本文で、1株当たり期末配当金を当初予想から増配するにあたり総合的に勘案したとされている事項をすべて挙げてください。

• _本文_:
####################
調達資金を活用した事業拡大で2029年3月期のグループ売上1,100億円を目指す

 

 

 ミガログループは、2029年3月期グループ売上高1,100億円を目指して、新株式発行を通じて、今後の成長戦略に必要な資金を調達するとともに、財務基盤を強化し、事業のより一層の拡大を図ります。

 DX不動産事業においては、外部環境を見ると、安定投資商品としての収益不動産の認知度向上、ニーズの高まりは十分に感じており、また、安定的に拡大するDX不動産会員数という基盤、DXにより効率化された事業運営体制という成長に向けた土台は整いつつあります。そのため、ストックデータとなるDX不動産会員数の拡大と物件の確保、その他必要リソースの確保により前倒ししていくことを考えながら、事業の推進をしています。

 DX推進事業では、M&Aを成長戦略の一つの重要事項とする方針は変わっておらず、これに加え、更なる顔認証IDプラットフォーム「FreeiD」の新規顧客開拓やデジタルインテグレーションサービス及びシステム受託開発における案件受注の拡大で早期に売上高50億円を超え、中期的に100億円を目指す成長性を維持して、事業に邁進していきます。

 

 

 

 

株主様への還元 期末配当5.5円に増配

 

 

 2026年3月期の配当に関しては、従前からの配当方針をベースに中間配当3円、期末配当5円と合計で8円、前期比1円の増配を予定していましたが、好調な事業環境により想定より業績の進捗が良いことから、内部留保、自己資本比率、資金調達環境、資金水準を総合的に勘案し、1株当たり期末配当金を当初予想配当金から0.5円の増配予想とさせていただくこととしました。これにより、2026年3月期の年間配当金は、中間配当3円、期末配当5.5円、合計8.5円となります。

 また、2026年3月期の株主優待については、DX推進事業の成長に応じて、前向きに検討する予定でいます。

 今後につきましても、企業価値向上に向け、株式の流動性に資する認知度向上のため、機関投資家IR・個人投資家IRともに強化するという方針のもと、前期に引き続き、積極的なIR活動を継続してまいります。昨今は、PBRやROICなど株主資本に対する注目がより一層高まっていると当社でも認識しており、資本政策や株主の皆様への還元は当社の重要な経営課題の一つと認識しています。今後も柔軟な資本政策をとり、株主の皆様の満足度が向上するよう継続的に検討してまいる所存ですので、より一層のご支援を賜りますよう、何卒よろしくお願い申し上げます。
####################
• _提供資料_:
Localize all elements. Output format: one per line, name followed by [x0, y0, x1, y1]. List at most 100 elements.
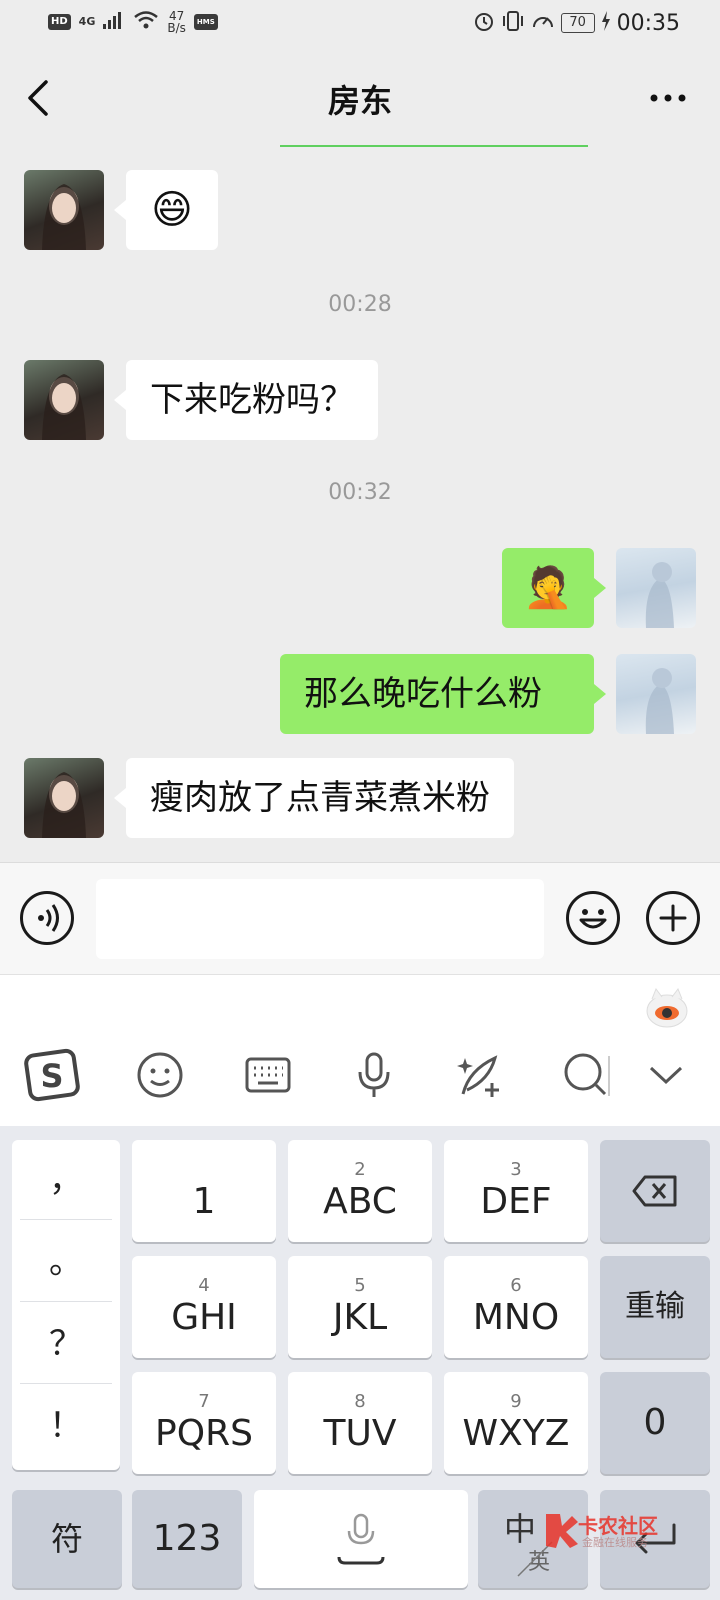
####################
• _解答_:
・内部留保
・自己資本比率
・資金調達環境
・資金水準